Instructions to follow: Below are records; state how many of their lines hold the word "text", and give only the figure.

Records for the exercise:
______

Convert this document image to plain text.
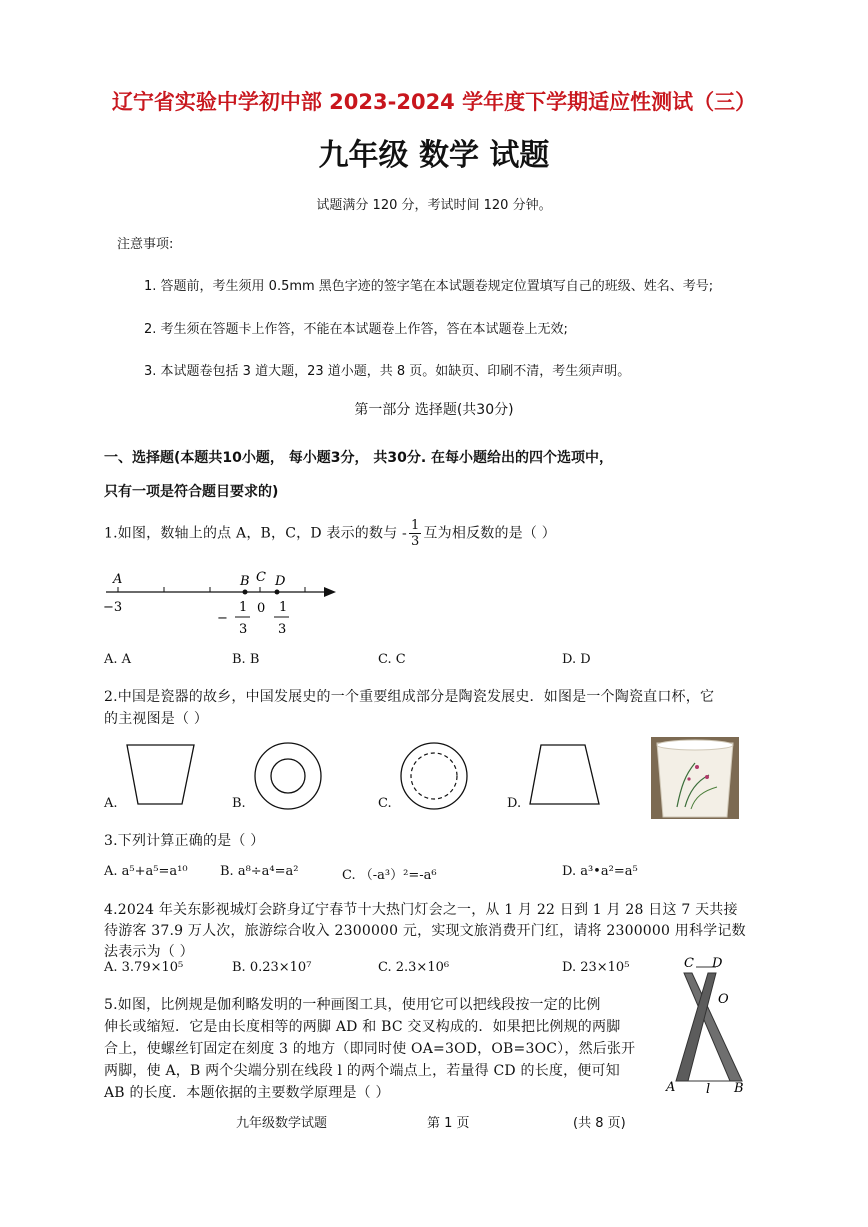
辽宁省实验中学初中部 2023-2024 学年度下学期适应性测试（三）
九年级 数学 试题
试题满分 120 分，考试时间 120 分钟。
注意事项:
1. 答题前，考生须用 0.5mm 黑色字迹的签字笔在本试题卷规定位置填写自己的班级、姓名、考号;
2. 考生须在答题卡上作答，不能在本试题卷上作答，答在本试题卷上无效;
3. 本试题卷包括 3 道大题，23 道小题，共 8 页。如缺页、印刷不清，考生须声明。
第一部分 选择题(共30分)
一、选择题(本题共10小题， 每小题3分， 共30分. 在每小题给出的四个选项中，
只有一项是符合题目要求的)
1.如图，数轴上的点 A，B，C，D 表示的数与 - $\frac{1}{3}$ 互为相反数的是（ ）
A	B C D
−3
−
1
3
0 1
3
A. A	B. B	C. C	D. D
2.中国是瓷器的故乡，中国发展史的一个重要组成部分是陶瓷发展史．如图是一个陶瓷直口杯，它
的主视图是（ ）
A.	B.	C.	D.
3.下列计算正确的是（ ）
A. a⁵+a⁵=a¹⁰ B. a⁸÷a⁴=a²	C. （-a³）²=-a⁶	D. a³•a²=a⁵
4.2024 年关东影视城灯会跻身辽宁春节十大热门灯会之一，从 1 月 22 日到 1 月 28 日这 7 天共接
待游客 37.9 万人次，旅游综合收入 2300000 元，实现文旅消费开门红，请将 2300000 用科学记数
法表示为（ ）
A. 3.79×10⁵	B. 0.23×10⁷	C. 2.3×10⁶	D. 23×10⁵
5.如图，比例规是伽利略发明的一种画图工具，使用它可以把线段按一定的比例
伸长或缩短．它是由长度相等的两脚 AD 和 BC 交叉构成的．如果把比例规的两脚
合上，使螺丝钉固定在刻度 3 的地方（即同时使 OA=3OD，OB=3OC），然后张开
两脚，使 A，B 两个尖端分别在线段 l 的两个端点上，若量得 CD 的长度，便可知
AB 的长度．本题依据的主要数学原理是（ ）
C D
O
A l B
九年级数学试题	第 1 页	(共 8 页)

______

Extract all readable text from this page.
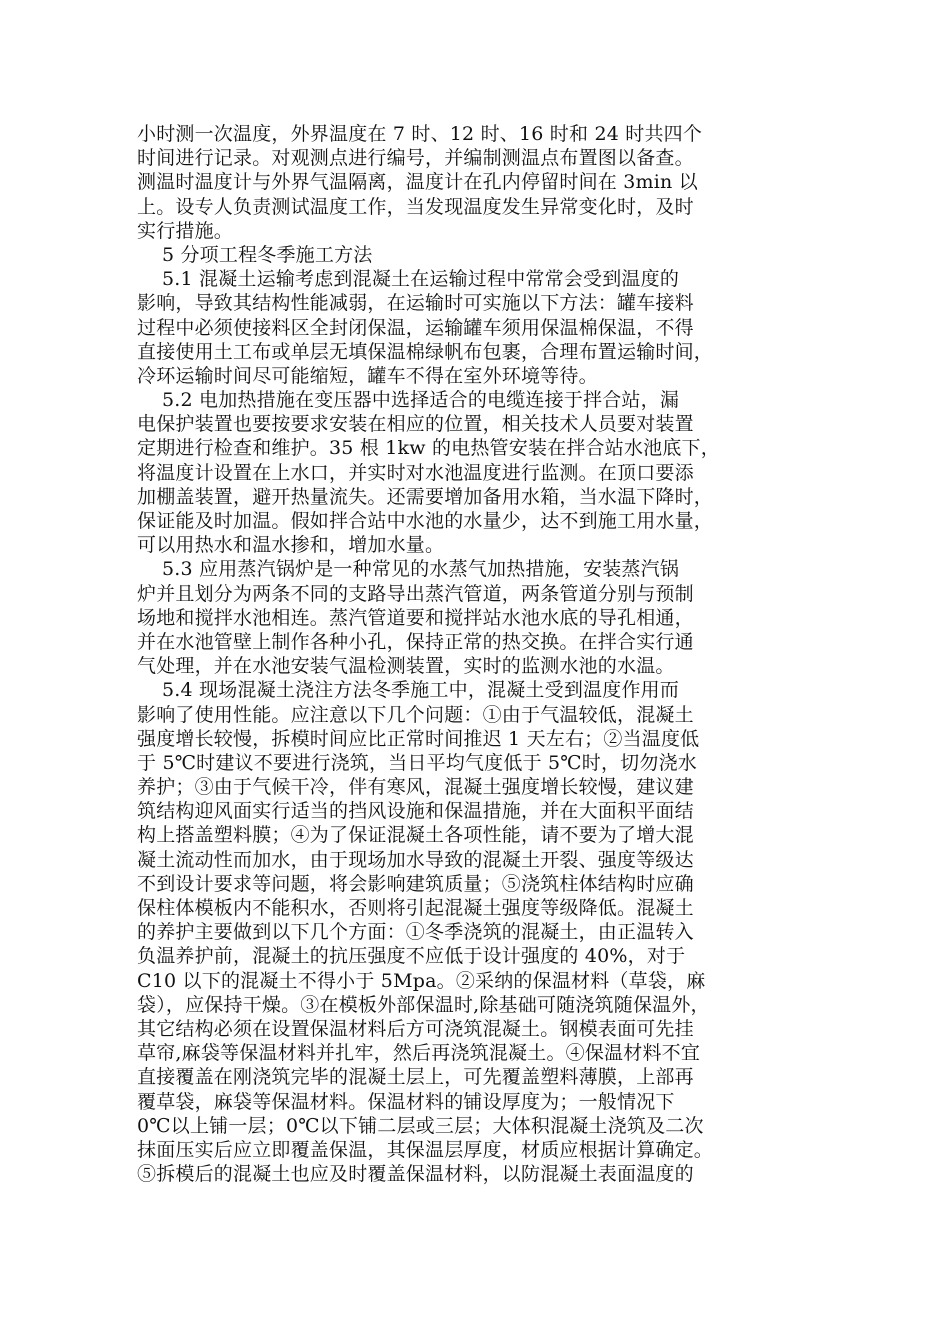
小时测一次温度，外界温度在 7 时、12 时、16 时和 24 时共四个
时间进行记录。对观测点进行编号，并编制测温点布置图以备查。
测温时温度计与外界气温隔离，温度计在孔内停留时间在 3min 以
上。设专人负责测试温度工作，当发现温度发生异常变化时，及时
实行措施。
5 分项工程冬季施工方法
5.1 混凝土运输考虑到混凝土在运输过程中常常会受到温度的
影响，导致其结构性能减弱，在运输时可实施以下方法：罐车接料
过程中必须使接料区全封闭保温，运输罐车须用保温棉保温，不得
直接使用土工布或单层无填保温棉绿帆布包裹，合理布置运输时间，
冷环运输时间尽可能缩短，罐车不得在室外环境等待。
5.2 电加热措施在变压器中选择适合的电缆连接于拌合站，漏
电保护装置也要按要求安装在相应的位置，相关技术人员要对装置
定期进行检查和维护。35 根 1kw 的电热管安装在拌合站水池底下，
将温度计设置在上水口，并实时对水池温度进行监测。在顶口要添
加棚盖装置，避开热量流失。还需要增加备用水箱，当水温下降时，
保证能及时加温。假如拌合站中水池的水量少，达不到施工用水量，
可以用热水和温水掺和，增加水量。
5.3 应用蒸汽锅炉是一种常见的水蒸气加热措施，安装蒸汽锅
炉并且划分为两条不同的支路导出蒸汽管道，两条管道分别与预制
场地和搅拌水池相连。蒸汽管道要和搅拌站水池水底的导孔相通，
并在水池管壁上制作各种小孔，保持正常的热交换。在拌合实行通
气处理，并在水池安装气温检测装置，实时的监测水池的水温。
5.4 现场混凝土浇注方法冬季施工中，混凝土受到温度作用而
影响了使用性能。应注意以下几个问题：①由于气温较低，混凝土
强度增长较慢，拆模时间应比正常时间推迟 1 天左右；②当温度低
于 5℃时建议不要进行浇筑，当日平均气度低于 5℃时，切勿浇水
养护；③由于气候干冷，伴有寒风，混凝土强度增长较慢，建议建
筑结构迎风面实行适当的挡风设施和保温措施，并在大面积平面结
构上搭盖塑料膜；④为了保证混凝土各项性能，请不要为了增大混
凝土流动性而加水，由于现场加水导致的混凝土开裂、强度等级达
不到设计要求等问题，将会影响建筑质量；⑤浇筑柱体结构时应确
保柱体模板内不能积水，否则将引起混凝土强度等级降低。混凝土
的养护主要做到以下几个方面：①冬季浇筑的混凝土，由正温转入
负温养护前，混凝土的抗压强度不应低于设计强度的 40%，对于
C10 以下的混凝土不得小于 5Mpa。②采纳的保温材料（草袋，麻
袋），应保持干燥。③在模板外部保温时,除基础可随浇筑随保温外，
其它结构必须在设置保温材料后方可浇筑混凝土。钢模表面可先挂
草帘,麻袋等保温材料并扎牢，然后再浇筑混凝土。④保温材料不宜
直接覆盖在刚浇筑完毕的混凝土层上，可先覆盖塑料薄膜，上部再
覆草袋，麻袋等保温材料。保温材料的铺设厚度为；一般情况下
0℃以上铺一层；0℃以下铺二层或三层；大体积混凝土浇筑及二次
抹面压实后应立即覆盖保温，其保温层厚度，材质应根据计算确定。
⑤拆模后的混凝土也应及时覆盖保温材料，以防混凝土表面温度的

______

Exercise response: 2